EXERCISE
Reproduce the stretch from the line containing "field-value: 99 bbox=[886, 422, 903, 438]" through the line containing "flavor-row: 菜品口味： 菜品口味1", substituting "clickable" for each "interactable" and keeping everything else unchanged. Return only those lines.

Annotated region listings
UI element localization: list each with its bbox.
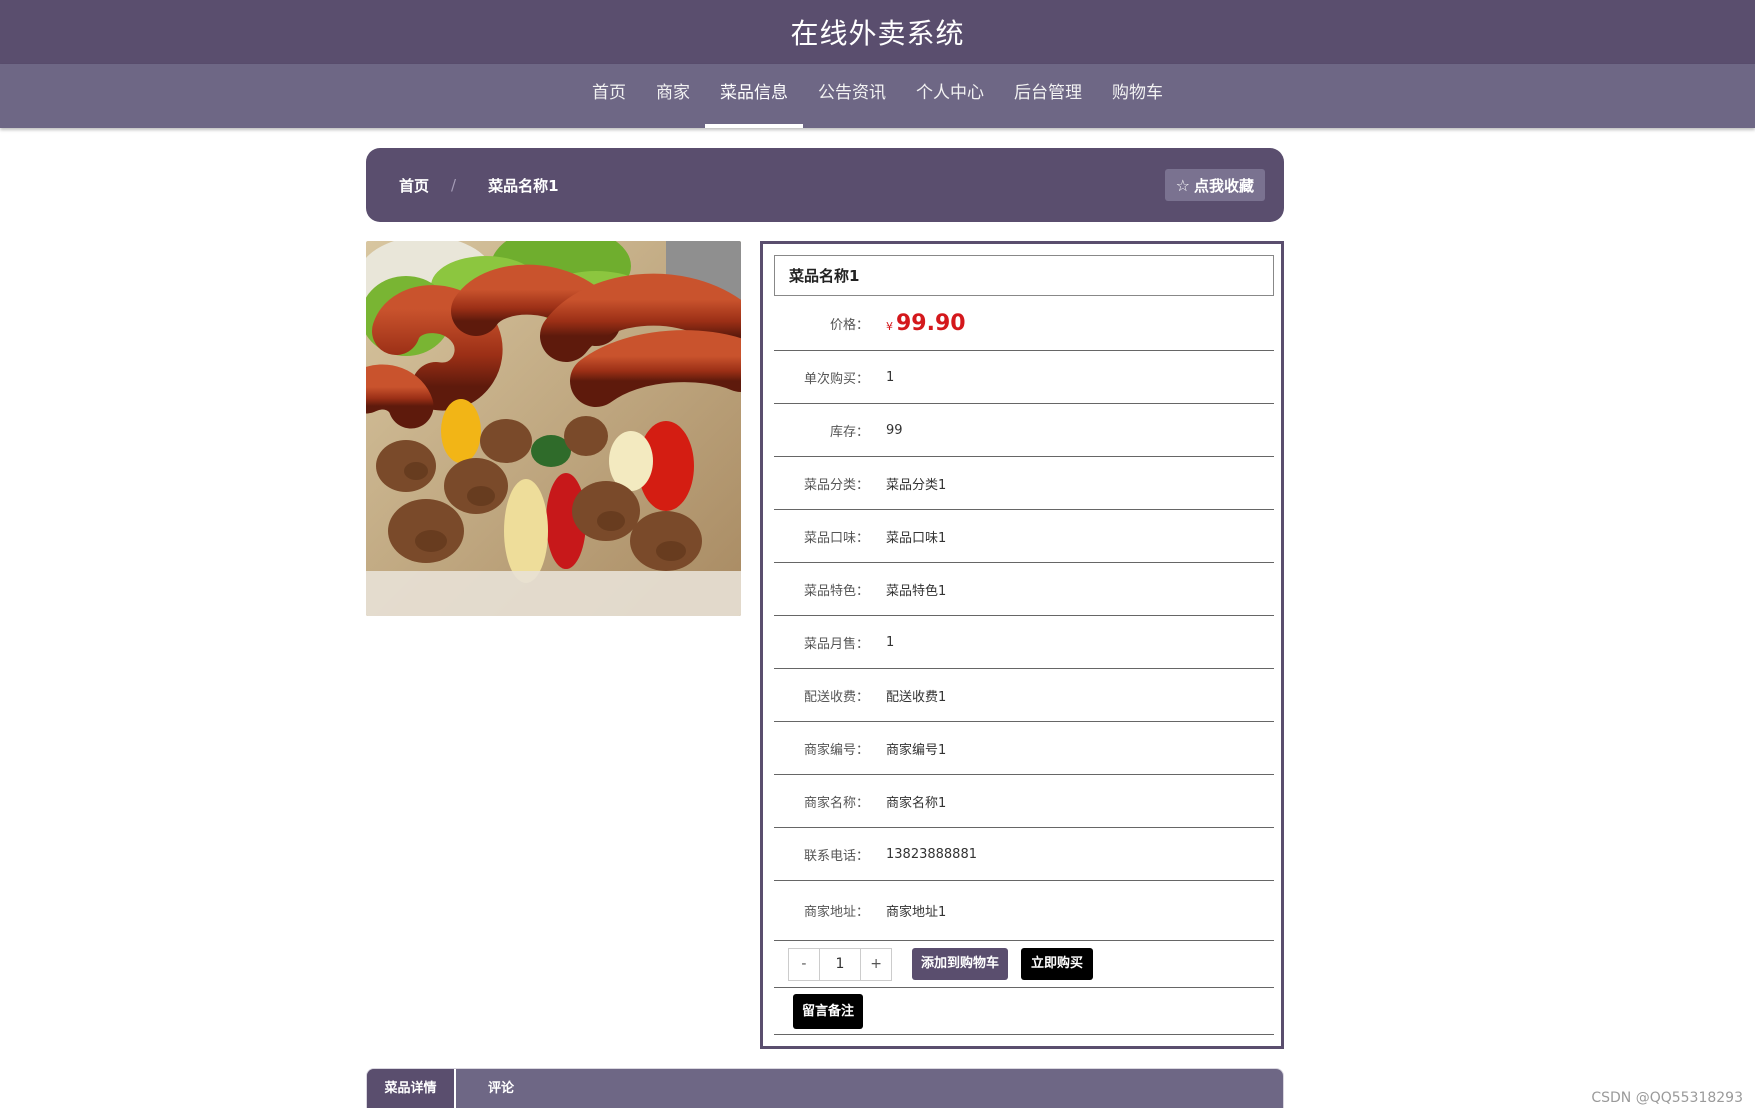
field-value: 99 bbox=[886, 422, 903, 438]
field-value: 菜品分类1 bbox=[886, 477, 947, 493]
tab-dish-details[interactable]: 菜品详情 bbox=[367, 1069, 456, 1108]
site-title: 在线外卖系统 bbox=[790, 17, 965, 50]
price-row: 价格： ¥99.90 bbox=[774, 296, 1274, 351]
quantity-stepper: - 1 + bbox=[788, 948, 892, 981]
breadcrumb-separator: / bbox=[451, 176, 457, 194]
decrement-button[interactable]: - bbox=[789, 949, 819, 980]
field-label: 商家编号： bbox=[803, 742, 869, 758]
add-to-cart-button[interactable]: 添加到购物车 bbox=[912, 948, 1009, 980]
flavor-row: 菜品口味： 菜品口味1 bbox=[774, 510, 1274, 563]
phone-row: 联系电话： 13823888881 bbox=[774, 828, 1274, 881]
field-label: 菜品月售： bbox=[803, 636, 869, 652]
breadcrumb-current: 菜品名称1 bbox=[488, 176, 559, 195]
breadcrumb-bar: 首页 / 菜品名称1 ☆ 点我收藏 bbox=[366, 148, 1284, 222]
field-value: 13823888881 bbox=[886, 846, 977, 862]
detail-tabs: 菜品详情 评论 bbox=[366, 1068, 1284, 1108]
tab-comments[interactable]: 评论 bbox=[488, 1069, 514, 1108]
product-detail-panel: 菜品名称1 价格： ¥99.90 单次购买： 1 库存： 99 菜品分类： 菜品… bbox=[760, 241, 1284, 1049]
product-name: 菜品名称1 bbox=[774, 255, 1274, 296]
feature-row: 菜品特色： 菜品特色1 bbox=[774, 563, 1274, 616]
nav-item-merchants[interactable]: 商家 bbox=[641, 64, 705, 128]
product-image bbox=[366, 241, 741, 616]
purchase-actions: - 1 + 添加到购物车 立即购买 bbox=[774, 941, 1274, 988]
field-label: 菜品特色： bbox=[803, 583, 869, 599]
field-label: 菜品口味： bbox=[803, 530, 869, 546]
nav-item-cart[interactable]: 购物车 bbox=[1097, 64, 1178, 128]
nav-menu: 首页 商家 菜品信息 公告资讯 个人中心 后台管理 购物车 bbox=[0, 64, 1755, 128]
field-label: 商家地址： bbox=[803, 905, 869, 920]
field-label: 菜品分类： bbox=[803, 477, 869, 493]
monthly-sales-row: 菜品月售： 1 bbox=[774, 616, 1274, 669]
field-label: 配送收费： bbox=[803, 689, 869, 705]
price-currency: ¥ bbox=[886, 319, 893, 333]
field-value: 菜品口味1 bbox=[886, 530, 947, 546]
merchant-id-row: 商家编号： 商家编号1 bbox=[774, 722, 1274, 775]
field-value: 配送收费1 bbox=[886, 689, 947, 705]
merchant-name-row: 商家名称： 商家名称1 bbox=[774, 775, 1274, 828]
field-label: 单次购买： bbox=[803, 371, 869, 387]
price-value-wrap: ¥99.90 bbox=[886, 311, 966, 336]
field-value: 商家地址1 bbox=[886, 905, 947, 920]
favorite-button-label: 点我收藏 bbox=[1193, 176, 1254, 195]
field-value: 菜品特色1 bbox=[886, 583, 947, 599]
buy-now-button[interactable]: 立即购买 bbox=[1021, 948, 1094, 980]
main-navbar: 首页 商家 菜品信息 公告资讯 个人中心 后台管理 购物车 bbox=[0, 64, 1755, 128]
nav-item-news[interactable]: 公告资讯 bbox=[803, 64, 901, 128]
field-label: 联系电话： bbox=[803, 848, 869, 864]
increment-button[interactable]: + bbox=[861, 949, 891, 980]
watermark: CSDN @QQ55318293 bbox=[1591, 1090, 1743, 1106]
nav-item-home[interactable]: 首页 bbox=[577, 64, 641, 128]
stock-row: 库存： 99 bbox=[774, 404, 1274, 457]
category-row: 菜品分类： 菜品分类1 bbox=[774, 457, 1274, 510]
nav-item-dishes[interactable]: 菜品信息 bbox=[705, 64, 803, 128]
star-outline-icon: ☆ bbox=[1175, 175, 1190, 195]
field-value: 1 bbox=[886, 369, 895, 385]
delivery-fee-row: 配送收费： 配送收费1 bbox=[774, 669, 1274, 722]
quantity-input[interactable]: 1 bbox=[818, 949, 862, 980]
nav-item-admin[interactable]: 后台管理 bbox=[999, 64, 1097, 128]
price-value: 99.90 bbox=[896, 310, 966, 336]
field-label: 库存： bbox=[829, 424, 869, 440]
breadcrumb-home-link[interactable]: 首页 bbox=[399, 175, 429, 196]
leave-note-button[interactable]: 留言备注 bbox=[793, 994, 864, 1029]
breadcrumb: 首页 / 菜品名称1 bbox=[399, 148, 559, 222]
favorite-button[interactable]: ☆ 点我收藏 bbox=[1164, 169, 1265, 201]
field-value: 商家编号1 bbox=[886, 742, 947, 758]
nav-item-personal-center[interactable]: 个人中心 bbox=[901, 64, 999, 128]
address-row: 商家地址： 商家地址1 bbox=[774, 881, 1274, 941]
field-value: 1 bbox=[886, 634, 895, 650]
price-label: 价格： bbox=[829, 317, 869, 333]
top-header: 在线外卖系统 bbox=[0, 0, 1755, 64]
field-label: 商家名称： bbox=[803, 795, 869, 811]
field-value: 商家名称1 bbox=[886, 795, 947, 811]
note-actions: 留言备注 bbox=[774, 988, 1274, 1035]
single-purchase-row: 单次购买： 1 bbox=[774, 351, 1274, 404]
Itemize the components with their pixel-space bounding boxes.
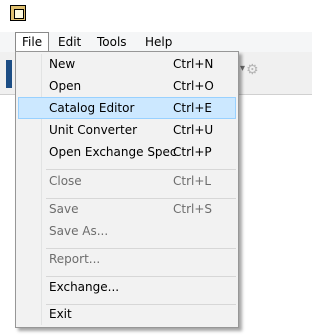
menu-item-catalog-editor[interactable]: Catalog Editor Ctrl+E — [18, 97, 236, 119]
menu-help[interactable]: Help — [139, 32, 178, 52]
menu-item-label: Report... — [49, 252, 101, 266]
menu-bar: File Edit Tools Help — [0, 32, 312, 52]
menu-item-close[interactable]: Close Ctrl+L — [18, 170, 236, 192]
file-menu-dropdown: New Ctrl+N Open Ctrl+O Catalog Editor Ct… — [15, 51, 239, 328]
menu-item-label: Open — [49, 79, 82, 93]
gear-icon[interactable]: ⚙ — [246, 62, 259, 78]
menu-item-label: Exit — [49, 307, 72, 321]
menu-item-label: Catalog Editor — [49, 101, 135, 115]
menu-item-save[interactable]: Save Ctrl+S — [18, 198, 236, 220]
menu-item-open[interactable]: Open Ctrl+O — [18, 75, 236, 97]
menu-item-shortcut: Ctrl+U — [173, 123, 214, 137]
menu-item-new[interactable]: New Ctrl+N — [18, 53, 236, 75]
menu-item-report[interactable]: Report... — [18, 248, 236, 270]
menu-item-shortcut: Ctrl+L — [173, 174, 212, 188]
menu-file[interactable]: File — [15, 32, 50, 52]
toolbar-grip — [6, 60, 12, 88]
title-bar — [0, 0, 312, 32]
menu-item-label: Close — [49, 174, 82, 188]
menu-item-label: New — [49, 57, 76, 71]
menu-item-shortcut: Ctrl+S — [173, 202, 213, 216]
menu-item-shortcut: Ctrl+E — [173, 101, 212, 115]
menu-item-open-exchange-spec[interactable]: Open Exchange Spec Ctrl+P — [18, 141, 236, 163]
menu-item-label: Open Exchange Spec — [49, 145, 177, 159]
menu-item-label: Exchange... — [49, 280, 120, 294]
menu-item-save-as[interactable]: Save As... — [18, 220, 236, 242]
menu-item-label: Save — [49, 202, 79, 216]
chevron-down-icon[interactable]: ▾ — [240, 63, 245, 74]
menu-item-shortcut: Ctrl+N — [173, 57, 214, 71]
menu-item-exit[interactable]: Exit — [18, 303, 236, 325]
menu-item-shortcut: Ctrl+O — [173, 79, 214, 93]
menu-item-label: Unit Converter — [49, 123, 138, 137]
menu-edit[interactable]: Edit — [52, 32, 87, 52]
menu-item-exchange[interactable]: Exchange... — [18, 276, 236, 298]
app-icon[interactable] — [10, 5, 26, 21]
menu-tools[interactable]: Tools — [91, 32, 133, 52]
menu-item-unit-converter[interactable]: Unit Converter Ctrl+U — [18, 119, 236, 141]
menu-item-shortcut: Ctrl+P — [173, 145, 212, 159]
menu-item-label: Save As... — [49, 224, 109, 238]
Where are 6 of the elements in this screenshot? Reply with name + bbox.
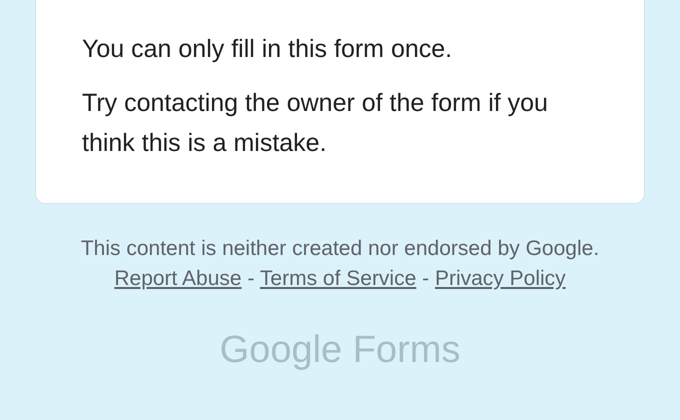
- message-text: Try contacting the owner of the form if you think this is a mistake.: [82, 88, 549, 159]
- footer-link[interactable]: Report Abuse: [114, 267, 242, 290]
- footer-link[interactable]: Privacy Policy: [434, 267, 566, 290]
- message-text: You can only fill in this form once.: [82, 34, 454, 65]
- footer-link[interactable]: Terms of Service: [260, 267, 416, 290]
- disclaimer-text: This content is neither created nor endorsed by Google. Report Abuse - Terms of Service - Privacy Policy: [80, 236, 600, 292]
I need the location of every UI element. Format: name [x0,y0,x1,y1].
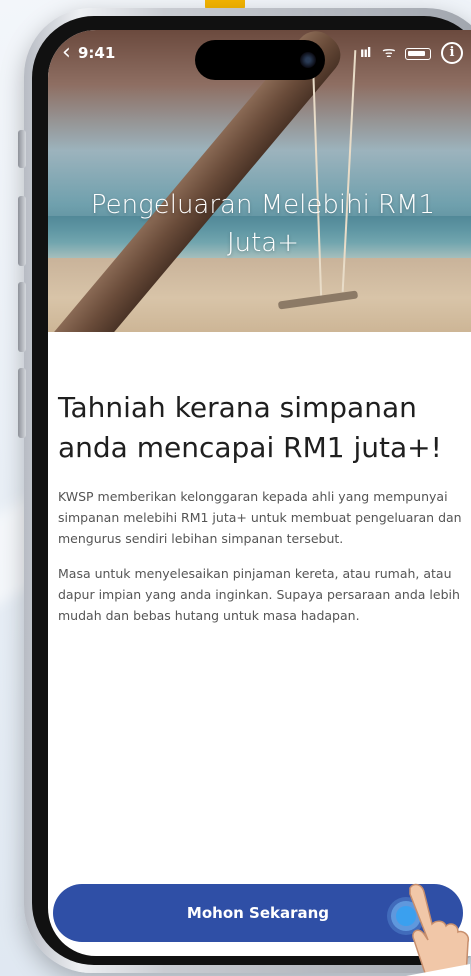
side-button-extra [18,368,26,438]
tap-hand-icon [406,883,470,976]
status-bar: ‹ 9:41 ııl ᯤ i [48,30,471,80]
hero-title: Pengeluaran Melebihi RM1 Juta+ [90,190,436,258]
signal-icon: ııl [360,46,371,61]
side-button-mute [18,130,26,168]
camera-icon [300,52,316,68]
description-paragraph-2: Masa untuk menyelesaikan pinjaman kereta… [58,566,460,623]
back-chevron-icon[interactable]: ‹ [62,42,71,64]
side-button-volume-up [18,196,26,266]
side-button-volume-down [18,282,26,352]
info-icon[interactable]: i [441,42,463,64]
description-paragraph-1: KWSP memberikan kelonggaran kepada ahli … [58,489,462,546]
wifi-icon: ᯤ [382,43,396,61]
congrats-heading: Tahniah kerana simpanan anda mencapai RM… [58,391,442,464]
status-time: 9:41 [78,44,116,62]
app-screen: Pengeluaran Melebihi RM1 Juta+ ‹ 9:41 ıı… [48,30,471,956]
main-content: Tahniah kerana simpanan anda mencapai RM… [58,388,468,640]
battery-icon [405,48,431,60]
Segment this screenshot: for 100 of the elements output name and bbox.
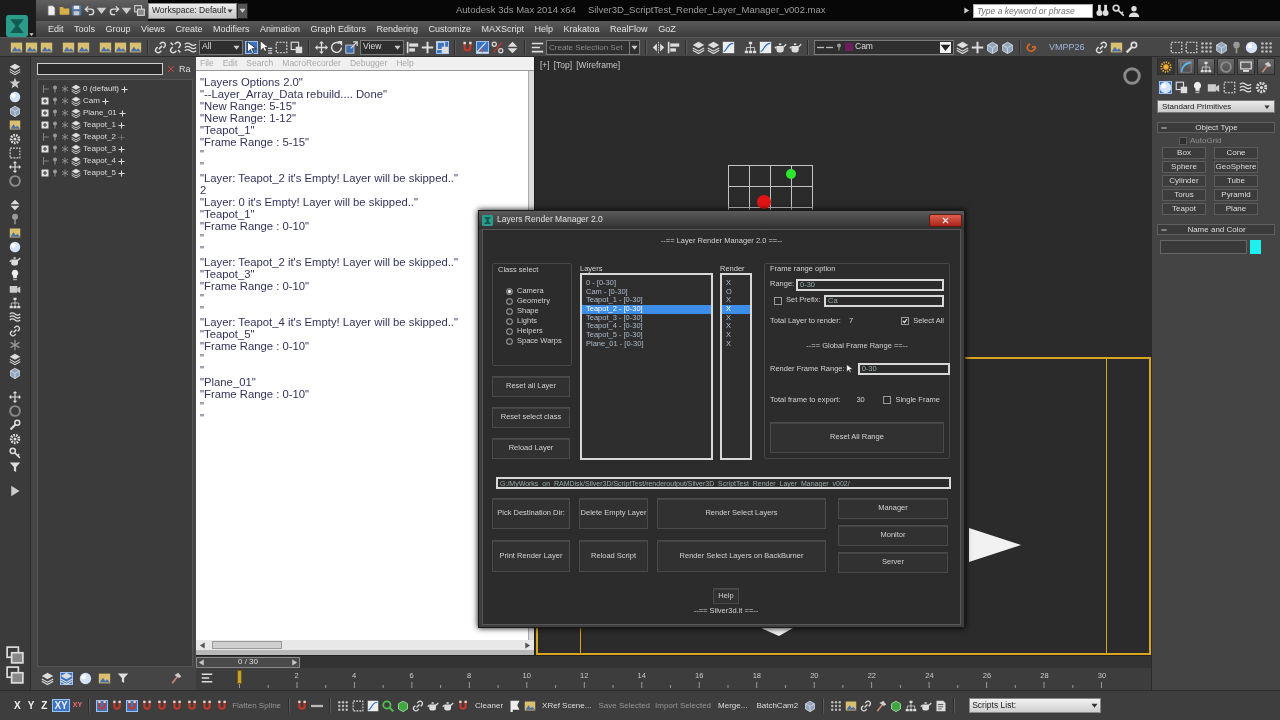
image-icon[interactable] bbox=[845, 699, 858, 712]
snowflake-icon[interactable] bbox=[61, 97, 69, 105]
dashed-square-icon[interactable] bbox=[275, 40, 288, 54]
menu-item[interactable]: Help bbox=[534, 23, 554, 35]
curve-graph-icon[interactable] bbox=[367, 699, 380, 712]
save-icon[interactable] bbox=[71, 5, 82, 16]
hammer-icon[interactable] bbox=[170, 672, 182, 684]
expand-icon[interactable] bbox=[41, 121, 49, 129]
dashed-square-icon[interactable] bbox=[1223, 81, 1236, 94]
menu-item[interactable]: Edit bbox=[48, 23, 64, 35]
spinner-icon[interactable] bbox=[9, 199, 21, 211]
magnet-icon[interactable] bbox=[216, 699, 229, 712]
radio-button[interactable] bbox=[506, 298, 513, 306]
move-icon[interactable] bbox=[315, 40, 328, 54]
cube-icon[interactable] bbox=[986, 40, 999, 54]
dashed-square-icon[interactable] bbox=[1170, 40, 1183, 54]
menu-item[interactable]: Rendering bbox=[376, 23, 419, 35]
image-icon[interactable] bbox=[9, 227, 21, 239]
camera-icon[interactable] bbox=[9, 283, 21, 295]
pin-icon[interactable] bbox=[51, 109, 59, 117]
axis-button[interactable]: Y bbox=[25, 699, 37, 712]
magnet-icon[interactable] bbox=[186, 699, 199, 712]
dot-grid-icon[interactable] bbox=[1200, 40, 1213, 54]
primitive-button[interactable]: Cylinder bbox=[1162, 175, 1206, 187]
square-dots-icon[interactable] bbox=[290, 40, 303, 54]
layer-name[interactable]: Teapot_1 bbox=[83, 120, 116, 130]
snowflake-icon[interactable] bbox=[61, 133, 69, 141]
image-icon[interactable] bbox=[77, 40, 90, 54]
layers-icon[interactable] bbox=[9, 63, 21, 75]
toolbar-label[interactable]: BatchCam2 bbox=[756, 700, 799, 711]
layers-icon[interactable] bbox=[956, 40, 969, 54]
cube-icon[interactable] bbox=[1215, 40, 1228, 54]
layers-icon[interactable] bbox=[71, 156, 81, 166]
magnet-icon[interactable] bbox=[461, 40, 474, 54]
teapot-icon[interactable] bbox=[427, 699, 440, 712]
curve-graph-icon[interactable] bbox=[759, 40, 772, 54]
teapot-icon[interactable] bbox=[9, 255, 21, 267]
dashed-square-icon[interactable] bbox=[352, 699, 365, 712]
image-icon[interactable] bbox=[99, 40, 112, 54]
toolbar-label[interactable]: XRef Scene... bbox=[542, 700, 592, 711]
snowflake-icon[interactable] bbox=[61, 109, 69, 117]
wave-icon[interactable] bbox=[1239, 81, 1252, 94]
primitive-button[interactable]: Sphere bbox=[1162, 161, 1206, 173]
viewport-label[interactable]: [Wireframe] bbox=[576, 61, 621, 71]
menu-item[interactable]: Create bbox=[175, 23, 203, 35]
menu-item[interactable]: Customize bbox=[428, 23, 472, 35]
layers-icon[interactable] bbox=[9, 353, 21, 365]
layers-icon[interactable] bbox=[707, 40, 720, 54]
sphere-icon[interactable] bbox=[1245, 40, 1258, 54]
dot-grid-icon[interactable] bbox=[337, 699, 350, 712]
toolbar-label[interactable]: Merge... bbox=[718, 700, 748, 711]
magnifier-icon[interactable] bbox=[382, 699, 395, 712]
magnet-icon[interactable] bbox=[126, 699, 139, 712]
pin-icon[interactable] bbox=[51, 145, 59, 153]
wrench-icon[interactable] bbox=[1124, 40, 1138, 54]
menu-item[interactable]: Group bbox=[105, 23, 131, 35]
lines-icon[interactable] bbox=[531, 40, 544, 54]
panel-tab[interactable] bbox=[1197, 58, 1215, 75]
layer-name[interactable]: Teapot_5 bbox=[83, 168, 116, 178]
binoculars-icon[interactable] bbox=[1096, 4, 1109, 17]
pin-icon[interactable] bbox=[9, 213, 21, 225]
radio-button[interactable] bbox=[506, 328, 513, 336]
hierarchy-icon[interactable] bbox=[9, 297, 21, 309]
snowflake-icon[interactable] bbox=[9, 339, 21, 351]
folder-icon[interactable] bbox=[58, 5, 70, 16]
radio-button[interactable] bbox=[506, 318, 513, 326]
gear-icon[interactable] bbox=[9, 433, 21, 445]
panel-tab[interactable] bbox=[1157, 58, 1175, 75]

FULL RESPONSE
field-value: 99 bbox=[886, 422, 903, 438]
field-value: 菜品分类1 bbox=[886, 477, 947, 493]
tab-dish-details[clickable]: 菜品详情 bbox=[367, 1069, 456, 1108]
site-title: 在线外卖系统 bbox=[790, 17, 965, 50]
price-row: 价格： ¥99.90 bbox=[774, 296, 1274, 351]
quantity-stepper: - 1 + bbox=[788, 948, 892, 981]
breadcrumb-separator: / bbox=[451, 176, 457, 194]
decrement-button[clickable]: - bbox=[789, 949, 819, 980]
field-label: 商家编号： bbox=[803, 742, 869, 758]
add-to-cart-button[clickable]: 添加到购物车 bbox=[912, 948, 1009, 980]
flavor-row: 菜品口味： 菜品口味1 bbox=[774, 510, 1274, 563]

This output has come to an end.